> [Data shown]

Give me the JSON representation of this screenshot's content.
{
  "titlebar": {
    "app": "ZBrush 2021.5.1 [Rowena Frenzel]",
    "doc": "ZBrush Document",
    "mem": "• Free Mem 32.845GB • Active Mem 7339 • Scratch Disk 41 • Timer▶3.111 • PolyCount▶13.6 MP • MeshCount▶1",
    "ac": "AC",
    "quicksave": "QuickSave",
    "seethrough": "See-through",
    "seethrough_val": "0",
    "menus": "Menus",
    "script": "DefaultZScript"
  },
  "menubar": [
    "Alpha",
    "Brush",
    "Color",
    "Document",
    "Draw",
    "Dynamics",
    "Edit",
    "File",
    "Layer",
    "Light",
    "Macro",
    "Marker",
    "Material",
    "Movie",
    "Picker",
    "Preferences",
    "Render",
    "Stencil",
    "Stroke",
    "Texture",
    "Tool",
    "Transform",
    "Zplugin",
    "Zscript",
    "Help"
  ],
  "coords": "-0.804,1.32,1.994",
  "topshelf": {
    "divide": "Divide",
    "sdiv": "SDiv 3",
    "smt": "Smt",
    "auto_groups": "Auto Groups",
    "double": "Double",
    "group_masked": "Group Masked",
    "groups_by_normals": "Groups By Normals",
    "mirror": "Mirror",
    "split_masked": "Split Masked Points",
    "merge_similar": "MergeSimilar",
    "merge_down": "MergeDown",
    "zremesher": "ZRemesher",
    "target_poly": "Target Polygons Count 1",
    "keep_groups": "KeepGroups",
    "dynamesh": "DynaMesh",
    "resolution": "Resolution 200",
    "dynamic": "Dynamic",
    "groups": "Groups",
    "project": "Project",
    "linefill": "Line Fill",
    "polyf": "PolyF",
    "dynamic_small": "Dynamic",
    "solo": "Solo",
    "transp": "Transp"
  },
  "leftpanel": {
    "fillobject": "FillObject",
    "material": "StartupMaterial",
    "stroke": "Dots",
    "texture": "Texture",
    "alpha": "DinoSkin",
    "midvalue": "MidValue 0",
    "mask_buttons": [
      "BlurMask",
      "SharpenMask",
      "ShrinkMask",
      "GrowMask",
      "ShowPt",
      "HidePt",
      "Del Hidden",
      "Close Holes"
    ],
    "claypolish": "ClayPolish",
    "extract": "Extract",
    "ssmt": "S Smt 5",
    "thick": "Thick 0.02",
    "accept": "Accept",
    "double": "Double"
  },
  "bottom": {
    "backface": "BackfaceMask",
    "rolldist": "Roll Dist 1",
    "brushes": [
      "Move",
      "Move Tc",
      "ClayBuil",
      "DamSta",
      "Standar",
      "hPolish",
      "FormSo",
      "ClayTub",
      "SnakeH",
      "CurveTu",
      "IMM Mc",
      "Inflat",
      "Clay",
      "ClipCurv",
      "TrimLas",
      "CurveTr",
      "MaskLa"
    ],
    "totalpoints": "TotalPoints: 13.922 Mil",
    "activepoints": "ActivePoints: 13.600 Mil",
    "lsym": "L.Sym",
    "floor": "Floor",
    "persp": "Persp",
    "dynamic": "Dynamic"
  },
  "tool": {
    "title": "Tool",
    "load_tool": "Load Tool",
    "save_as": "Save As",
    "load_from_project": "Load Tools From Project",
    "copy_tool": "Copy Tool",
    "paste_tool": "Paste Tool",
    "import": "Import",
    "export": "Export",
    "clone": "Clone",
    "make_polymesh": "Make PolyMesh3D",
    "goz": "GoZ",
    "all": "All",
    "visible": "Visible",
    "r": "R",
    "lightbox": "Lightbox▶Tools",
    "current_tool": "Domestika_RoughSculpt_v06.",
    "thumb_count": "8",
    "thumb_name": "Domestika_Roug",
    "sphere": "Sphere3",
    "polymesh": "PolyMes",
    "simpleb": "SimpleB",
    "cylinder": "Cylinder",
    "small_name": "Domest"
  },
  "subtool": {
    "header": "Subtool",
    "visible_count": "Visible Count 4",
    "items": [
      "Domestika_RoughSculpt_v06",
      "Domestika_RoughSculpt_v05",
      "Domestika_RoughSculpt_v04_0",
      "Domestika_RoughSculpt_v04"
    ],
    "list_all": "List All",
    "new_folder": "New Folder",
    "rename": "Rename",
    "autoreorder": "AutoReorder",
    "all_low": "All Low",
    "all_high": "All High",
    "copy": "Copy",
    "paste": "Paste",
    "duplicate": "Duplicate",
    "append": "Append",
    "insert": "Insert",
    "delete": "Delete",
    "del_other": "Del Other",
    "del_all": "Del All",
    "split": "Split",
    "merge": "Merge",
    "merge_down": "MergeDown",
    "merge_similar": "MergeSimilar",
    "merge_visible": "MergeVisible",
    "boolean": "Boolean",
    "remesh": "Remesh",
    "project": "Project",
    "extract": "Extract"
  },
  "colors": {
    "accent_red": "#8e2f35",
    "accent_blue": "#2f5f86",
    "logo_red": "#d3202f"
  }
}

> [Written request]
Write out every record verbatim.

> [Final answer]
Give me the JSON representation of this screenshot's content.
{
  "titlebar": {
    "app": "ZBrush 2021.5.1 [Rowena Frenzel]",
    "doc": "ZBrush Document",
    "mem": "• Free Mem 32.845GB • Active Mem 7339 • Scratch Disk 41 • Timer▶3.111 • PolyCount▶13.6 MP • MeshCount▶1",
    "ac": "AC",
    "quicksave": "QuickSave",
    "seethrough": "See-through",
    "seethrough_val": "0",
    "menus": "Menus",
    "script": "DefaultZScript"
  },
  "menubar": [
    "Alpha",
    "Brush",
    "Color",
    "Document",
    "Draw",
    "Dynamics",
    "Edit",
    "File",
    "Layer",
    "Light",
    "Macro",
    "Marker",
    "Material",
    "Movie",
    "Picker",
    "Preferences",
    "Render",
    "Stencil",
    "Stroke",
    "Texture",
    "Tool",
    "Transform",
    "Zplugin",
    "Zscript",
    "Help"
  ],
  "coords": "-0.804,1.32,1.994",
  "topshelf": {
    "divide": "Divide",
    "sdiv": "SDiv 3",
    "smt": "Smt",
    "auto_groups": "Auto Groups",
    "double": "Double",
    "group_masked": "Group Masked",
    "groups_by_normals": "Groups By Normals",
    "mirror": "Mirror",
    "split_masked": "Split Masked Points",
    "merge_similar": "MergeSimilar",
    "merge_down": "MergeDown",
    "zremesher": "ZRemesher",
    "target_poly": "Target Polygons Count 1",
    "keep_groups": "KeepGroups",
    "dynamesh": "DynaMesh",
    "resolution": "Resolution 200",
    "dynamic": "Dynamic",
    "groups": "Groups",
    "project": "Project",
    "linefill": "Line Fill",
    "polyf": "PolyF",
    "dynamic_small": "Dynamic",
    "solo": "Solo",
    "transp": "Transp"
  },
  "leftpanel": {
    "fillobject": "FillObject",
    "material": "StartupMaterial",
    "stroke": "Dots",
    "texture": "Texture",
    "alpha": "DinoSkin",
    "midvalue": "MidValue 0",
    "mask_buttons": [
      "BlurMask",
      "SharpenMask",
      "ShrinkMask",
      "GrowMask",
      "ShowPt",
      "HidePt",
      "Del Hidden",
      "Close Holes"
    ],
    "claypolish": "ClayPolish",
    "extract": "Extract",
    "ssmt": "S Smt 5",
    "thick": "Thick 0.02",
    "accept": "Accept",
    "double": "Double"
  },
  "bottom": {
    "backface": "BackfaceMask",
    "rolldist": "Roll Dist 1",
    "brushes": [
      "Move",
      "Move Tc",
      "ClayBuil",
      "DamSta",
      "Standar",
      "hPolish",
      "FormSo",
      "ClayTub",
      "SnakeH",
      "CurveTu",
      "IMM Mc",
      "Inflat",
      "Clay",
      "ClipCurv",
      "TrimLas",
      "CurveTr",
      "MaskLa"
    ],
    "totalpoints": "TotalPoints: 13.922 Mil",
    "activepoints": "ActivePoints: 13.600 Mil",
    "lsym": "L.Sym",
    "floor": "Floor",
    "persp": "Persp",
    "dynamic": "Dynamic"
  },
  "tool": {
    "title": "Tool",
    "load_tool": "Load Tool",
    "save_as": "Save As",
    "load_from_project": "Load Tools From Project",
    "copy_tool": "Copy Tool",
    "paste_tool": "Paste Tool",
    "import": "Import",
    "export": "Export",
    "clone": "Clone",
    "make_polymesh": "Make PolyMesh3D",
    "goz": "GoZ",
    "all": "All",
    "visible": "Visible",
    "r": "R",
    "lightbox": "Lightbox▶Tools",
    "current_tool": "Domestika_RoughSculpt_v06.",
    "thumb_count": "8",
    "thumb_name": "Domestika_Roug",
    "sphere": "Sphere3",
    "polymesh": "PolyMes",
    "simpleb": "SimpleB",
    "cylinder": "Cylinder",
    "small_name": "Domest"
  },
  "subtool": {
    "header": "Subtool",
    "visible_count": "Visible Count 4",
    "items": [
      "Domestika_RoughSculpt_v06",
      "Domestika_RoughSculpt_v05",
      "Domestika_RoughSculpt_v04_0",
      "Domestika_RoughSculpt_v04"
    ],
    "list_all": "List All",
    "new_folder": "New Folder",
    "rename": "Rename",
    "autoreorder": "AutoReorder",
    "all_low": "All Low",
    "all_high": "All High",
    "copy": "Copy",
    "paste": "Paste",
    "duplicate": "Duplicate",
    "append": "Append",
    "insert": "Insert",
    "delete": "Delete",
    "del_other": "Del Other",
    "del_all": "Del All",
    "split": "Split",
    "merge": "Merge",
    "merge_down": "MergeDown",
    "merge_similar": "MergeSimilar",
    "merge_visible": "MergeVisible",
    "boolean": "Boolean",
    "remesh": "Remesh",
    "project": "Project",
    "extract": "Extract"
  },
  "colors": {
    "accent_red": "#8e2f35",
    "accent_blue": "#2f5f86",
    "logo_red": "#d3202f"
  }
}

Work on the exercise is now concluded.